WHAT THIS TASK INVOLVES> Pick out all lines in the listing holding the string "RETURN" and copy them.

Start of DATASET RECORDS

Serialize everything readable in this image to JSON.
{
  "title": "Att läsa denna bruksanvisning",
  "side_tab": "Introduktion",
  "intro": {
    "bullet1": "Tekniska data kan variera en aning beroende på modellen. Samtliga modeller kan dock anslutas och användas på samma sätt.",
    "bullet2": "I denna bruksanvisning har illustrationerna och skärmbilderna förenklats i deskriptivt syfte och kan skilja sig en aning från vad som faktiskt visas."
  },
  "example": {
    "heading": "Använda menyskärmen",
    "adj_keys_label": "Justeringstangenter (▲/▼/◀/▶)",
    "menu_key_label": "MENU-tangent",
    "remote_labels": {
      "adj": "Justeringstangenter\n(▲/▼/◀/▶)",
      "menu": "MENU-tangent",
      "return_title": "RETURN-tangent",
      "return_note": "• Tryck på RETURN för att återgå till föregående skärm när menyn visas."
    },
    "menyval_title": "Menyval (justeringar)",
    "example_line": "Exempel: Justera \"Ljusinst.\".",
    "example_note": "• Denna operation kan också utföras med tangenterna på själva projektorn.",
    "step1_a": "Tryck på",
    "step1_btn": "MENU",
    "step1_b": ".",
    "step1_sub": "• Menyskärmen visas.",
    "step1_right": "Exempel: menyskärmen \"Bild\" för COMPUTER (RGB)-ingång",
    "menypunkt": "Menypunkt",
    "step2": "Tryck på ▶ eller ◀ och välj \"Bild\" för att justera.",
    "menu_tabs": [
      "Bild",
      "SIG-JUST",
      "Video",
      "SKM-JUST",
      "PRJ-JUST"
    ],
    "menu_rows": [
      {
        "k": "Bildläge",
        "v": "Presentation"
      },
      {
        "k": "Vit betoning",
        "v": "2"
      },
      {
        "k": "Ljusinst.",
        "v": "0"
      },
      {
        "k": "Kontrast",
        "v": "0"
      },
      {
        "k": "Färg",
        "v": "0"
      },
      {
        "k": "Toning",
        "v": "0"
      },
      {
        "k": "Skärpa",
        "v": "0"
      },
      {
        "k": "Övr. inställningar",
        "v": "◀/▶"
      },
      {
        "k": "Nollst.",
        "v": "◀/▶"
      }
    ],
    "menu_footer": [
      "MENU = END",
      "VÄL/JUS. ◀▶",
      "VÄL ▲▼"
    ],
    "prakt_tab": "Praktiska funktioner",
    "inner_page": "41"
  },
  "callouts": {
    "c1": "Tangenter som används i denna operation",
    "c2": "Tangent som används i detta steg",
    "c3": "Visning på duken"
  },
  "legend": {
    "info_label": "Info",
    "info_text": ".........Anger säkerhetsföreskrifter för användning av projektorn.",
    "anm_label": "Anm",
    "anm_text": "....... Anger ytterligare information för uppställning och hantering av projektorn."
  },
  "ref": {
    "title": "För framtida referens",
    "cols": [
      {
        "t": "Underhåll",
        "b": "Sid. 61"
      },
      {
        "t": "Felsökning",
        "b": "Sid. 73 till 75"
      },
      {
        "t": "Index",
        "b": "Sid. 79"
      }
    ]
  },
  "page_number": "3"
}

End of DATASET RECORDS

THE RESULT>
      "return_title": "RETURN-tangent",
      "return_note": "• Tryck på RETURN för att återgå till föregående skärm när menyn visas."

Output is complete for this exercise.